**PROVIDED RECORDS:**
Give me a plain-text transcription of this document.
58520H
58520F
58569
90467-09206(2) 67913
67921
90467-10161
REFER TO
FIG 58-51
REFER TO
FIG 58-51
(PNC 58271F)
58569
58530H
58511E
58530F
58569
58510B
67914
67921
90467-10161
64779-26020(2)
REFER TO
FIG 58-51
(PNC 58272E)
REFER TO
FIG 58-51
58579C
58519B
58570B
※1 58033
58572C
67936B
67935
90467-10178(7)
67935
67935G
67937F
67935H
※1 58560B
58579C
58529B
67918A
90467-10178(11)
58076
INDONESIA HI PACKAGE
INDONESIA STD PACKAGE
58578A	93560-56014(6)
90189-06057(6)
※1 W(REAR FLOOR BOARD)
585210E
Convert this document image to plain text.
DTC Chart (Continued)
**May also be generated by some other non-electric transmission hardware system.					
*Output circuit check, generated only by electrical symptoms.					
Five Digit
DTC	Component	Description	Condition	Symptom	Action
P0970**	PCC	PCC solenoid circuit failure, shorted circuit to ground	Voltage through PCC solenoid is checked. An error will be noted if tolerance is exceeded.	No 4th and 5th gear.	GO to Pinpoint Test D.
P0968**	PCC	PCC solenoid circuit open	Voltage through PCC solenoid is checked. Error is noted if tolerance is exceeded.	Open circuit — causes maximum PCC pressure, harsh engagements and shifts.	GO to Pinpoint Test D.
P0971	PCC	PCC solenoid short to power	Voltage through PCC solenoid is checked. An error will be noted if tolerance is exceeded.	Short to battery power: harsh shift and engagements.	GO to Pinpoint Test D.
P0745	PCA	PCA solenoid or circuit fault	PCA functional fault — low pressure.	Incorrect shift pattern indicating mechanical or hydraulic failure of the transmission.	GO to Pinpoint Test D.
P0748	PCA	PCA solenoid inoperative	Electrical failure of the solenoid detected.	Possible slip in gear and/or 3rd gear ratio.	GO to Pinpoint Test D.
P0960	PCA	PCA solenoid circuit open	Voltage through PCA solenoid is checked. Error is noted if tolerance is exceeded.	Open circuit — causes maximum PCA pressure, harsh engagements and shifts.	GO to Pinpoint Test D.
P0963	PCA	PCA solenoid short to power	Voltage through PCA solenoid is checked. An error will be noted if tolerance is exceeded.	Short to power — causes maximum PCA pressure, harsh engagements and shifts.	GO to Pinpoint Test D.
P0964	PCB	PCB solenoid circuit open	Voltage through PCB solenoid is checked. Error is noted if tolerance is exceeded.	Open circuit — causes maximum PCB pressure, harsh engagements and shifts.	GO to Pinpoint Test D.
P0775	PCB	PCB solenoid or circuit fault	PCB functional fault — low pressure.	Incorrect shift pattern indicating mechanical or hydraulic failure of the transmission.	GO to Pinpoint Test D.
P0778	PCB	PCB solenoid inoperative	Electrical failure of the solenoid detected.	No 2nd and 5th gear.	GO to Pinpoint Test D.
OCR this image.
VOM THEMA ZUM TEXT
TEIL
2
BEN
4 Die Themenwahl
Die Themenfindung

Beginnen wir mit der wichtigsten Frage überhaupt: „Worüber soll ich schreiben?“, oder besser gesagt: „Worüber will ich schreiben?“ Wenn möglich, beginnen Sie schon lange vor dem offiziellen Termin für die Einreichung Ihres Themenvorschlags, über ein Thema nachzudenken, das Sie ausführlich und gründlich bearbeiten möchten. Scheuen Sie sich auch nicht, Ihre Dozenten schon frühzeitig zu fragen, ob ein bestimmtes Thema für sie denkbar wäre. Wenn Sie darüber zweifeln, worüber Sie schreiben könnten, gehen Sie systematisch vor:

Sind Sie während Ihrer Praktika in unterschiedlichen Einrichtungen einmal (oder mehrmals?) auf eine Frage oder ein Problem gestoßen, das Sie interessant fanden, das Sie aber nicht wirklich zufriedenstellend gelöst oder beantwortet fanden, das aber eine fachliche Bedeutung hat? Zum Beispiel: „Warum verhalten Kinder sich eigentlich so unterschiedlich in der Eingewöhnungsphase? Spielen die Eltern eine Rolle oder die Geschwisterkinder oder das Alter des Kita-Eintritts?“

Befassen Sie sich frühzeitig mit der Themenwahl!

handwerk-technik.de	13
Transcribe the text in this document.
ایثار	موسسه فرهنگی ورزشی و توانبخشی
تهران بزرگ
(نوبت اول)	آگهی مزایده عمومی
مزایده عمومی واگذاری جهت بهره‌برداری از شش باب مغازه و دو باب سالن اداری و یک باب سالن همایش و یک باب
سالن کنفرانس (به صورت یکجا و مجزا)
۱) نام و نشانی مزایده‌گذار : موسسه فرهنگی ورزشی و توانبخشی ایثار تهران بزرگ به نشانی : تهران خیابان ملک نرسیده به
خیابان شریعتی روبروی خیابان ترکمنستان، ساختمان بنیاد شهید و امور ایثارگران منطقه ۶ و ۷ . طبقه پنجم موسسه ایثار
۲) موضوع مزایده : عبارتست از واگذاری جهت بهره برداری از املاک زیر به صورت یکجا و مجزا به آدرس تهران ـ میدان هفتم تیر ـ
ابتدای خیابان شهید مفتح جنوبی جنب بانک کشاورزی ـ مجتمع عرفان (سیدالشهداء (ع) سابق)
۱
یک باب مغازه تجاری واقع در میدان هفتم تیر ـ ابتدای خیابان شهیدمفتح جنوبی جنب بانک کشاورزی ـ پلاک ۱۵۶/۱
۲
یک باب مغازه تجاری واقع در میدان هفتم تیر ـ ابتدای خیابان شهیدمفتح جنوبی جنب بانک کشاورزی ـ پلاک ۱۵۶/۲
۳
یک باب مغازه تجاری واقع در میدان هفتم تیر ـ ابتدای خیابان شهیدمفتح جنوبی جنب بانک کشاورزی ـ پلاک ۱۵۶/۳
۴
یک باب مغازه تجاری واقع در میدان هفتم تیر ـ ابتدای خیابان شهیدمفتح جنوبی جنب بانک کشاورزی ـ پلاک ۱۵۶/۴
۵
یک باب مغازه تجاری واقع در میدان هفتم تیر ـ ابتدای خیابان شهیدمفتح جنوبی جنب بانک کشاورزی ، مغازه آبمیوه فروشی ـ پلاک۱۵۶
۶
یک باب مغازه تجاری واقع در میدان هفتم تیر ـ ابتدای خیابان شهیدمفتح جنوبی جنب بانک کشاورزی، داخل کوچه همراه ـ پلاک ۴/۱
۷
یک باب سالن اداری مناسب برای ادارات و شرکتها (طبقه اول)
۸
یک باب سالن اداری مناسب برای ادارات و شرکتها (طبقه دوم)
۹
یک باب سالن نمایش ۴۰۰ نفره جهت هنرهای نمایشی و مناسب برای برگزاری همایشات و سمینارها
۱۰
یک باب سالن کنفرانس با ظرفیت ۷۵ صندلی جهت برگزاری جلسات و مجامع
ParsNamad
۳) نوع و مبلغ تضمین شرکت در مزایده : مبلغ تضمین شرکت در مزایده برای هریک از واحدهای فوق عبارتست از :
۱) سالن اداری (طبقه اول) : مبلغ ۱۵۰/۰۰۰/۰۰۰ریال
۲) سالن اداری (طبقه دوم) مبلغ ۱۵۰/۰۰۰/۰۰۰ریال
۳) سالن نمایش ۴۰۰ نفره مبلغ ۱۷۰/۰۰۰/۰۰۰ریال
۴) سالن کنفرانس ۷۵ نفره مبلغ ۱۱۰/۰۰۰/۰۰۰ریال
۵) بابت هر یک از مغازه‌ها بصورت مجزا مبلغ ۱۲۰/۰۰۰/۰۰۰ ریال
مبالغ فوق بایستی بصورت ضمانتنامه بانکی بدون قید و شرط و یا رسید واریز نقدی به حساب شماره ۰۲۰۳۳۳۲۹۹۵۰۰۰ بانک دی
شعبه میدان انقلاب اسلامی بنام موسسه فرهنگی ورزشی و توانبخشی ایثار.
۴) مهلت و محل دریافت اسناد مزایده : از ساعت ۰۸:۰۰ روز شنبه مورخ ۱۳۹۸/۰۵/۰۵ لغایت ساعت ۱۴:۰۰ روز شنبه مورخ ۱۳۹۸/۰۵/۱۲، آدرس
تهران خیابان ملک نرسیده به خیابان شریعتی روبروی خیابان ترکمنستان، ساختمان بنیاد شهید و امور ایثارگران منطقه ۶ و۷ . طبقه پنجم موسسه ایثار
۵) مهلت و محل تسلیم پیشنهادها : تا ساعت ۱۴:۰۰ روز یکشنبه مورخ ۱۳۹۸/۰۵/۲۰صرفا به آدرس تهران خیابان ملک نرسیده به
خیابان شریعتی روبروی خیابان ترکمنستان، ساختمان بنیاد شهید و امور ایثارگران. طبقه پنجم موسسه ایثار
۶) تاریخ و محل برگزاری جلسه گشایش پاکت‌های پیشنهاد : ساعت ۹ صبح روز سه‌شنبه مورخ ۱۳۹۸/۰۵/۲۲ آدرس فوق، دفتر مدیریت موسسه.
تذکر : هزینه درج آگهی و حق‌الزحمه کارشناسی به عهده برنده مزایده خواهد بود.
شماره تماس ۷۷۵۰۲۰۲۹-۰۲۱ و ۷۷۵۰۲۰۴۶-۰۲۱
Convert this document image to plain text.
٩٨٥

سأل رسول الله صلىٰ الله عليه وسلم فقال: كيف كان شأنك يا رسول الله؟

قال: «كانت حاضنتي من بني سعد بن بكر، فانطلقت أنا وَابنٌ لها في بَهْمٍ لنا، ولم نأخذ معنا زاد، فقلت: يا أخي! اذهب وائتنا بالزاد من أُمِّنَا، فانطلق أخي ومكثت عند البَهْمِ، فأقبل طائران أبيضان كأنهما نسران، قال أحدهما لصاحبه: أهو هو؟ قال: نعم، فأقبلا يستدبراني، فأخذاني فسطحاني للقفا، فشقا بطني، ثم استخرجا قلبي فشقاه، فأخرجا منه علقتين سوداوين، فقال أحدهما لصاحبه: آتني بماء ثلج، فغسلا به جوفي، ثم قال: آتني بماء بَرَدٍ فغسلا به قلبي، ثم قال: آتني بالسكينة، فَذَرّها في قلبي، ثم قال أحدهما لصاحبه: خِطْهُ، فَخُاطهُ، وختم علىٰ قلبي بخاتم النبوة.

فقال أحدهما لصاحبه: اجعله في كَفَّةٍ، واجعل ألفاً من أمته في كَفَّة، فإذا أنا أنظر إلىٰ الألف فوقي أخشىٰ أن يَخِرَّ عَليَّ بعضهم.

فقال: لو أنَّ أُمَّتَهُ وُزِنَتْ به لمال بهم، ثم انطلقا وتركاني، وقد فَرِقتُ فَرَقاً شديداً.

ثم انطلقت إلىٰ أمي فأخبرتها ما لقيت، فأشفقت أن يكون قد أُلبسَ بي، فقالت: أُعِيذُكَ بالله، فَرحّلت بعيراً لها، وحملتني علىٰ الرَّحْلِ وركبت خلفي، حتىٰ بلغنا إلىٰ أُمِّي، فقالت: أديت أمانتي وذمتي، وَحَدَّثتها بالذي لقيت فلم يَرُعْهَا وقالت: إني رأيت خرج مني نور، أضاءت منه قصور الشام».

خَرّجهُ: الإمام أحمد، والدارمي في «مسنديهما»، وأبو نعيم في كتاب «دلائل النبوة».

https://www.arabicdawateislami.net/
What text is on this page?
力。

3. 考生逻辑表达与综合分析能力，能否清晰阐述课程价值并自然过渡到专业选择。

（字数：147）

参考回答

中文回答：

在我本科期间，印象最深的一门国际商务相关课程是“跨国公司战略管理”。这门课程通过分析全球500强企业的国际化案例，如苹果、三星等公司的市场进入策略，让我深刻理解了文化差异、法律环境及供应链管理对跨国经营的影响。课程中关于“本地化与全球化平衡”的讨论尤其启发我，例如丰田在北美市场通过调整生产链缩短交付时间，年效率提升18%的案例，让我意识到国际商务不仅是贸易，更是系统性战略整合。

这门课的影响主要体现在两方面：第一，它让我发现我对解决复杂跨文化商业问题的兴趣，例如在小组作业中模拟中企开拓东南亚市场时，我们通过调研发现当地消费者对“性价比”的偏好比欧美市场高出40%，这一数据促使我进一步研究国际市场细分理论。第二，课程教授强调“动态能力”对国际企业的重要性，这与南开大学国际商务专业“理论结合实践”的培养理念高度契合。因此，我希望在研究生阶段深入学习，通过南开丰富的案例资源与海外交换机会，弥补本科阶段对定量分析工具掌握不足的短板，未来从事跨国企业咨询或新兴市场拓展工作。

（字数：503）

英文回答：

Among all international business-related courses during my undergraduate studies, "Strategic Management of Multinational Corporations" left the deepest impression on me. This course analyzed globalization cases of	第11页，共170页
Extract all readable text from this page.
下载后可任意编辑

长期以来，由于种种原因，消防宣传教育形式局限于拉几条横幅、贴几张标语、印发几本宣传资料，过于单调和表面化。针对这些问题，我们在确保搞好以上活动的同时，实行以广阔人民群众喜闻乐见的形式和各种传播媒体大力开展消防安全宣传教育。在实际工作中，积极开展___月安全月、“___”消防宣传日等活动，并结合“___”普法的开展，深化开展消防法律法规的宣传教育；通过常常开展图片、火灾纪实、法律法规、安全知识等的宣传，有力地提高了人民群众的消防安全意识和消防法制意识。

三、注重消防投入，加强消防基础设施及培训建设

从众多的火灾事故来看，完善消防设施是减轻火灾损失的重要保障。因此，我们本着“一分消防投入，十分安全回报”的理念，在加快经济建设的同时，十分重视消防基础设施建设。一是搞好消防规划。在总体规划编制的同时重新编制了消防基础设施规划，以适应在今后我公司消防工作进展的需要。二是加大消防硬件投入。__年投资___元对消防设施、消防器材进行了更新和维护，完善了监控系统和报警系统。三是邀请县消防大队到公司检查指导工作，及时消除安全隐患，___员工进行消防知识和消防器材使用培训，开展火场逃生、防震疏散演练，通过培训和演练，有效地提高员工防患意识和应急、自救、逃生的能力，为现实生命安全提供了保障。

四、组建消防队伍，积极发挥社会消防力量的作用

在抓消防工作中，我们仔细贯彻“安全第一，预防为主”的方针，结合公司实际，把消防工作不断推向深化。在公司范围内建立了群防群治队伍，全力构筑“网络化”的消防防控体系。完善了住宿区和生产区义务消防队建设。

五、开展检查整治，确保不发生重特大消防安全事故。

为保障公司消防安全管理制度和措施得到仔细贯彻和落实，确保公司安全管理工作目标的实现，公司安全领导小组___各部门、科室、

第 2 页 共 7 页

**EXERCISE TASK:** Please list every line of the records that contains "shifts".

**ANSWER:**
P0968**	PCC	PCC solenoid circuit open	Voltage through PCC solenoid is checked. Error is noted if tolerance is exceeded.	Open circuit — causes maximum PCC pressure, harsh engagements and shifts.	GO to Pinpoint Test D.
P0960	PCA	PCA solenoid circuit open	Voltage through PCA solenoid is checked. Error is noted if tolerance is exceeded.	Open circuit — causes maximum PCA pressure, harsh engagements and shifts.	GO to Pinpoint Test D.
P0963	PCA	PCA solenoid short to power	Voltage through PCA solenoid is checked. An error will be noted if tolerance is exceeded.	Short to power — causes maximum PCA pressure, harsh engagements and shifts.	GO to Pinpoint Test D.
P0964	PCB	PCB solenoid circuit open	Voltage through PCB solenoid is checked. Error is noted if tolerance is exceeded.	Open circuit — causes maximum PCB pressure, harsh engagements and shifts.	GO to Pinpoint Test D.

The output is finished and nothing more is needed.